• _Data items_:

- - -

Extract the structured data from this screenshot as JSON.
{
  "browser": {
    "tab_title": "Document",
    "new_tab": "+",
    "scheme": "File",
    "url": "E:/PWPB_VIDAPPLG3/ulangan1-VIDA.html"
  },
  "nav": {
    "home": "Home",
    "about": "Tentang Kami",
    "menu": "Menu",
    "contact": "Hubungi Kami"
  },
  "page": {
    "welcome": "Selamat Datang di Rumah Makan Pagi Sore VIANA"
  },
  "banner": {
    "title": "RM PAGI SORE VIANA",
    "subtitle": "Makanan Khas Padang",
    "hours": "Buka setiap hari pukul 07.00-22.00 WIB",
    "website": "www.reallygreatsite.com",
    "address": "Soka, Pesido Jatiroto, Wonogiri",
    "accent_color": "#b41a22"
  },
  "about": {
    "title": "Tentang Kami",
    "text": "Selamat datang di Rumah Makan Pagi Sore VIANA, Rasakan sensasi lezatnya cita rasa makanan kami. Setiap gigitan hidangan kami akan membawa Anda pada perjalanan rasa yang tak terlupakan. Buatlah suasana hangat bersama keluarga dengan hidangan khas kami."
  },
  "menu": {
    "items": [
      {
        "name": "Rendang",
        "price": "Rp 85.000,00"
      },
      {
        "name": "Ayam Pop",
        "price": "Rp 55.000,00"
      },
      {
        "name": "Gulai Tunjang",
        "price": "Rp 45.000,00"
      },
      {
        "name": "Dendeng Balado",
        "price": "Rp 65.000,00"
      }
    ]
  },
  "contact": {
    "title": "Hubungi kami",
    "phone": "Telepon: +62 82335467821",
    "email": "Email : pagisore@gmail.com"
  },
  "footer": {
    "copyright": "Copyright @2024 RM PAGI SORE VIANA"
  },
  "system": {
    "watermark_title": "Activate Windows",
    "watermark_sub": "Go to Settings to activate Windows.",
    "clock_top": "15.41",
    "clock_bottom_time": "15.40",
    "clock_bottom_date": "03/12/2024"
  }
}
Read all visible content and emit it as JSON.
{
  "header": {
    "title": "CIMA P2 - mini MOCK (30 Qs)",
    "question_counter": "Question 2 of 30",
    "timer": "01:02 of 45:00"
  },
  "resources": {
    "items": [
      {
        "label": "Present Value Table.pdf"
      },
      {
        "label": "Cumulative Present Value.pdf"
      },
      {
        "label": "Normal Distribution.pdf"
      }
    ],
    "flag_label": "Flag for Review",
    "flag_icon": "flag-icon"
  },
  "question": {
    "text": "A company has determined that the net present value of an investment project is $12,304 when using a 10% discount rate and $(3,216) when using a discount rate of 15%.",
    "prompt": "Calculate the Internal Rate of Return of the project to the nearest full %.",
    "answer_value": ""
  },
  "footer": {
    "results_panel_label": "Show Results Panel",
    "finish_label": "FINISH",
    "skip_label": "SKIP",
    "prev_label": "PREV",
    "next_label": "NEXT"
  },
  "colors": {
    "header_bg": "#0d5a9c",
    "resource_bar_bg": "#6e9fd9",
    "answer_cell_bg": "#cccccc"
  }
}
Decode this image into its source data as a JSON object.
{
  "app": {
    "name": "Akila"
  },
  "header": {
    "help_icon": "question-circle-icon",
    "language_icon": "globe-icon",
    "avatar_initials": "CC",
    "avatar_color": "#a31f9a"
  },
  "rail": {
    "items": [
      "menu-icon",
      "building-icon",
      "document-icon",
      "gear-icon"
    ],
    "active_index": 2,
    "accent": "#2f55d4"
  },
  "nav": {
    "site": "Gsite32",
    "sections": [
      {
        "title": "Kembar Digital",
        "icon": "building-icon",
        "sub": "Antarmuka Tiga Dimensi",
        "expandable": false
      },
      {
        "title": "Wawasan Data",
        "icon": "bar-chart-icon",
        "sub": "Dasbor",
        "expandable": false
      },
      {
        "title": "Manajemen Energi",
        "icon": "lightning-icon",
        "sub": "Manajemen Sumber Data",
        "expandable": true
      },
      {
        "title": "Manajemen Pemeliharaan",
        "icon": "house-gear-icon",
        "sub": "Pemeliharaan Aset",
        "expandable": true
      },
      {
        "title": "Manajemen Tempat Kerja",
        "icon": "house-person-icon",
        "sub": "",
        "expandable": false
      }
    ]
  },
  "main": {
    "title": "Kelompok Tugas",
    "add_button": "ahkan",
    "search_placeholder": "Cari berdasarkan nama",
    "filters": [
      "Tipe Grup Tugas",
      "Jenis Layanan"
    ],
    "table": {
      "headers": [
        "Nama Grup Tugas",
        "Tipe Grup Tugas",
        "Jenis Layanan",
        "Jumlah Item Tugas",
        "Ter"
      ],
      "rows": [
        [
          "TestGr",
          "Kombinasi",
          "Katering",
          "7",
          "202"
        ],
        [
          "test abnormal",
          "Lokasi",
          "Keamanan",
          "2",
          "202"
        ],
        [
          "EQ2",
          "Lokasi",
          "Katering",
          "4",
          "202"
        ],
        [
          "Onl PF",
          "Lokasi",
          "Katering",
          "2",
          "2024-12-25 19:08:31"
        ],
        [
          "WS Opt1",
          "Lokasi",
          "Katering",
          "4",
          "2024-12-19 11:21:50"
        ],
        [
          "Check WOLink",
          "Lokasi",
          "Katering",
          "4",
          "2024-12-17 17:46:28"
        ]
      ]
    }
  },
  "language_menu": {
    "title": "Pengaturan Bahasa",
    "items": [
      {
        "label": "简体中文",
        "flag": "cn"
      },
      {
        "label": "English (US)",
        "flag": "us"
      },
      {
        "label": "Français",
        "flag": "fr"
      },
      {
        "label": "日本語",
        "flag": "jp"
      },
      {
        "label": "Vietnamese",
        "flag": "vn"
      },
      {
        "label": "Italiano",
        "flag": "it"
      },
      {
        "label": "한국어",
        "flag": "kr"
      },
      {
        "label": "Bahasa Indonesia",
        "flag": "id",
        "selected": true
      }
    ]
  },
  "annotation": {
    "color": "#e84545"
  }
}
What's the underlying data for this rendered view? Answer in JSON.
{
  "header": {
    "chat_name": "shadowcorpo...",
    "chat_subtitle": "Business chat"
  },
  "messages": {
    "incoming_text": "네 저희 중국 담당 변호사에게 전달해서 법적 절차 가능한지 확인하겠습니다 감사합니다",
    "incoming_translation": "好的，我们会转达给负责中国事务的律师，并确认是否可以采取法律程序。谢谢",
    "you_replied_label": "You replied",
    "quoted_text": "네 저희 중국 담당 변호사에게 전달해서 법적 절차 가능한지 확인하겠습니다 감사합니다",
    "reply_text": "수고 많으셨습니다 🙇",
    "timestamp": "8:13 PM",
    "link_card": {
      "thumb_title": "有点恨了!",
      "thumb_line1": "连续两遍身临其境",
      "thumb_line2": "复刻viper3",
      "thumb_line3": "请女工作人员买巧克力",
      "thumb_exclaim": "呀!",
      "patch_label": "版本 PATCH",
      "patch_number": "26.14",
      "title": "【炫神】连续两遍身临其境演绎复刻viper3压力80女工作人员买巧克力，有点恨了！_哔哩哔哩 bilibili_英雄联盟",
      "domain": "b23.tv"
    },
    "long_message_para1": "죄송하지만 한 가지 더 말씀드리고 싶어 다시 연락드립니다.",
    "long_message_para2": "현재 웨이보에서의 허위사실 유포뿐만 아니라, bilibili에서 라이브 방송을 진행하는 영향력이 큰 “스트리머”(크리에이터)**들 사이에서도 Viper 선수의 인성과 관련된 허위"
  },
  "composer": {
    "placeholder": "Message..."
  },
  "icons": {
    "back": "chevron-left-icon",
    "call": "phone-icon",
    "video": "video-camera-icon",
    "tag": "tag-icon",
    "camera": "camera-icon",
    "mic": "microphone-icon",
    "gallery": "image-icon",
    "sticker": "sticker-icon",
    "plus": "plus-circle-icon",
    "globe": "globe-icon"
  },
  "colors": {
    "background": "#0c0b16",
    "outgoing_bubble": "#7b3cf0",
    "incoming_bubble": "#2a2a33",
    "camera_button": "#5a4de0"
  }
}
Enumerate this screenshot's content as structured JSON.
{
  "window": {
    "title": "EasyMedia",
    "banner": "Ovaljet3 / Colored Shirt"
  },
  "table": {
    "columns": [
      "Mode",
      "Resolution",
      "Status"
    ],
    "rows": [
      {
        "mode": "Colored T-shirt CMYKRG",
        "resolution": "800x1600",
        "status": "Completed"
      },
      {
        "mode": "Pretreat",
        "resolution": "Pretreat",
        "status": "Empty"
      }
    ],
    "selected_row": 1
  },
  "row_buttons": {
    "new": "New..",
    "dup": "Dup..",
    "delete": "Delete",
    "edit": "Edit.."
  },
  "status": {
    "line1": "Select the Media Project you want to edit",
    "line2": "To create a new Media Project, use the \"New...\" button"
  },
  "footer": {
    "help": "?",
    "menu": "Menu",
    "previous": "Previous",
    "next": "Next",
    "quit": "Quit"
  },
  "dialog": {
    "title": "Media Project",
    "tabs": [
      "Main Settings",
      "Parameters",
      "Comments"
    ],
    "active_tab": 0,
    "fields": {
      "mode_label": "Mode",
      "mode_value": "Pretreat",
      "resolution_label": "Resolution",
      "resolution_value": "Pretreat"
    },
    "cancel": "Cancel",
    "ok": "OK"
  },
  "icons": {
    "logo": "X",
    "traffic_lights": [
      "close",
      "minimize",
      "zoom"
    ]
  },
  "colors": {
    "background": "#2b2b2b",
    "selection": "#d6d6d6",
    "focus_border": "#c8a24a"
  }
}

- - -

• _Written problem_:
Pick out the lines that include the word "변호사에게" and write them out.

• _Solution for this exercise_:
    "incoming_text": "네 저희 중국 담당 변호사에게 전달해서 법적 절차 가능한지 확인하겠습니다 감사합니다",
    "quoted_text": "네 저희 중국 담당 변호사에게 전달해서 법적 절차 가능한지 확인하겠습니다 감사합니다",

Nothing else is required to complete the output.